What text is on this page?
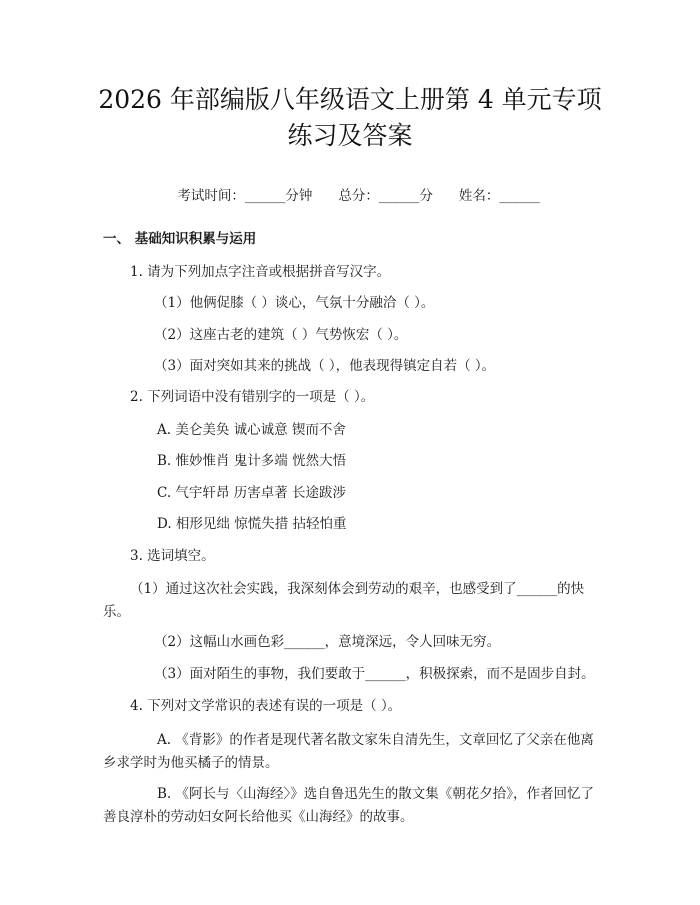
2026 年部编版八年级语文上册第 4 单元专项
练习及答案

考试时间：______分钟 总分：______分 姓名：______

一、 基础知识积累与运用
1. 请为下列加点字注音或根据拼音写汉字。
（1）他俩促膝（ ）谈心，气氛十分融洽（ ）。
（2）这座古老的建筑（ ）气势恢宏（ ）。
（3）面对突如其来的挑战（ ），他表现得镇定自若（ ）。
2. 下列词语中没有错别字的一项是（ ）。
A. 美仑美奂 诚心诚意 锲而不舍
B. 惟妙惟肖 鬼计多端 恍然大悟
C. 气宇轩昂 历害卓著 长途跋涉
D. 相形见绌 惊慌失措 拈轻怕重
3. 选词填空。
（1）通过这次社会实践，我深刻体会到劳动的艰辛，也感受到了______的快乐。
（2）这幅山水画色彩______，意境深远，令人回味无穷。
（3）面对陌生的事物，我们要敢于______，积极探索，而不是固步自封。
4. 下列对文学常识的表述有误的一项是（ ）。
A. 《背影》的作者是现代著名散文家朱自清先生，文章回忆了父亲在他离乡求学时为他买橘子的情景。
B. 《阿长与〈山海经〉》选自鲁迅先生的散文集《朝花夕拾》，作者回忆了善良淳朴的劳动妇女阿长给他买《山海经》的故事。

══════

**WHAT IS EXPECTED:**
Your copy of the data should match it exactly, except that pictures are left out.

**RESPONSE BELOW:**
What text is on this page?
2026 年部编版八年级语文上册第 4 单元专项
练习及答案

考试时间：______分钟 总分：______分 姓名：______

一、 基础知识积累与运用
1. 请为下列加点字注音或根据拼音写汉字。
（1）他俩促膝（ ）谈心，气氛十分融洽（ ）。
（2）这座古老的建筑（ ）气势恢宏（ ）。
（3）面对突如其来的挑战（ ），他表现得镇定自若（ ）。
2. 下列词语中没有错别字的一项是（ ）。
A. 美仑美奂 诚心诚意 锲而不舍
B. 惟妙惟肖 鬼计多端 恍然大悟
C. 气宇轩昂 历害卓著 长途跋涉
D. 相形见绌 惊慌失措 拈轻怕重
3. 选词填空。
（1）通过这次社会实践，我深刻体会到劳动的艰辛，也感受到了______的快乐。
（2）这幅山水画色彩______，意境深远，令人回味无穷。
（3）面对陌生的事物，我们要敢于______，积极探索，而不是固步自封。
4. 下列对文学常识的表述有误的一项是（ ）。
A. 《背影》的作者是现代著名散文家朱自清先生，文章回忆了父亲在他离乡求学时为他买橘子的情景。
B. 《阿长与〈山海经〉》选自鲁迅先生的散文集《朝花夕拾》，作者回忆了善良淳朴的劳动妇女阿长给他买《山海经》的故事。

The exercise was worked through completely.